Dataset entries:
------------------------------------

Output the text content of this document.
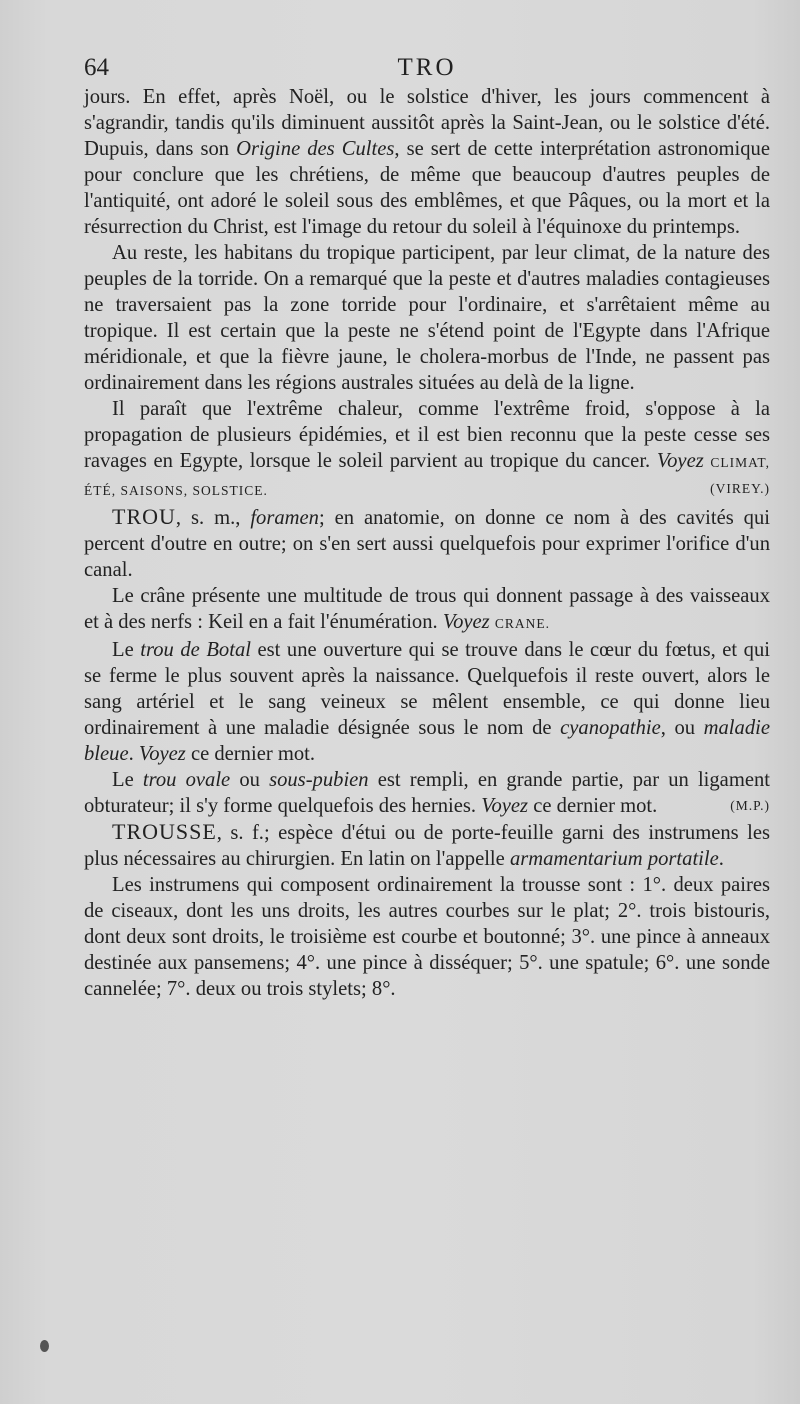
64	TRO

jours. En effet, après Noël, ou le solstice d'hiver, les jours commencent à s'agrandir, tandis qu'ils diminuent aussitôt après la Saint-Jean, ou le solstice d'été. Dupuis, dans son Origine des Cultes, se sert de cette interprétation astronomique pour conclure que les chrétiens, de même que beaucoup d'autres peuples de l'antiquité, ont adoré le soleil sous des emblêmes, et que Pâques, ou la mort et la résurrection du Christ, est l'image du retour du soleil à l'équinoxe du printemps.

Au reste, les habitans du tropique participent, par leur climat, de la nature des peuples de la torride. On a remarqué que la peste et d'autres maladies contagieuses ne traversaient pas la zone torride pour l'ordinaire, et s'arrêtaient même au tropique. Il est certain que la peste ne s'étend point de l'Egypte dans l'Afrique méridionale, et que la fièvre jaune, le cholera-morbus de l'Inde, ne passent pas ordinairement dans les régions australes situées au delà de la ligne.

Il paraît que l'extrême chaleur, comme l'extrême froid, s'oppose à la propagation de plusieurs épidémies, et il est bien reconnu que la peste cesse ses ravages en Egypte, lorsque le soleil parvient au tropique du cancer. Voyez CLIMAT, ÉTÉ, SAISONS, SOLSTICE.	(VIREY.)

TROU, s. m., foramen; en anatomie, on donne ce nom à des cavités qui percent d'outre en outre; on s'en sert aussi quelquefois pour exprimer l'orifice d'un canal.

Le crâne présente une multitude de trous qui donnent passage à des vaisseaux et à des nerfs : Keil en a fait l'énumération. Voyez CRANE.

Le trou de Botal est une ouverture qui se trouve dans le cœur du fœtus, et qui se ferme le plus souvent après la naissance. Quelquefois il reste ouvert, alors le sang artériel et le sang veineux se mêlent ensemble, ce qui donne lieu ordinairement à une maladie désignée sous le nom de cyanopathie, ou maladie bleue. Voyez ce dernier mot.

Le trou ovale ou sous-pubien est rempli, en grande partie, par un ligament obturateur; il s'y forme quelquefois des hernies. Voyez ce dernier mot.	(M.P.)

TROUSSE, s. f.; espèce d'étui ou de porte-feuille garni des instrumens les plus nécessaires au chirurgien. En latin on l'appelle armamentarium portatile.

Les instrumens qui composent ordinairement la trousse sont : 1°. deux paires de ciseaux, dont les uns droits, les autres courbes sur le plat; 2°. trois bistouris, dont deux sont droits, le troisième est courbe et boutonné; 3°. une pince à anneaux destinée aux pansemens; 4°. une pince à disséquer; 5°. une spatule; 6°. une sonde cannelée; 7°. deux ou trois stylets; 8°.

------------------------------------

WHAT THIS TASK INVOLVES:
Collect each line above holding the string "peste".

ANSWER TO THIS EXERCISE:
Au reste, les habitans du tropique participent, par leur climat, de la nature des peuples de la torride. On a remarqué que la peste et d'autres maladies contagieuses ne traversaient pas la zone torride pour l'ordinaire, et s'arrêtaient même au tropique. Il est certain que la peste ne s'étend point de l'Egypte dans l'Afrique méridionale, et que la fièvre jaune, le cholera-morbus de l'Inde, ne passent pas ordinairement dans les régions australes situées au delà de la ligne.
Il paraît que l'extrême chaleur, comme l'extrême froid, s'oppose à la propagation de plusieurs épidémies, et il est bien reconnu que la peste cesse ses ravages en Egypte, lorsque le soleil parvient au tropique du cancer. Voyez CLIMAT, ÉTÉ, SAISONS, SOLSTICE.	(VIREY.)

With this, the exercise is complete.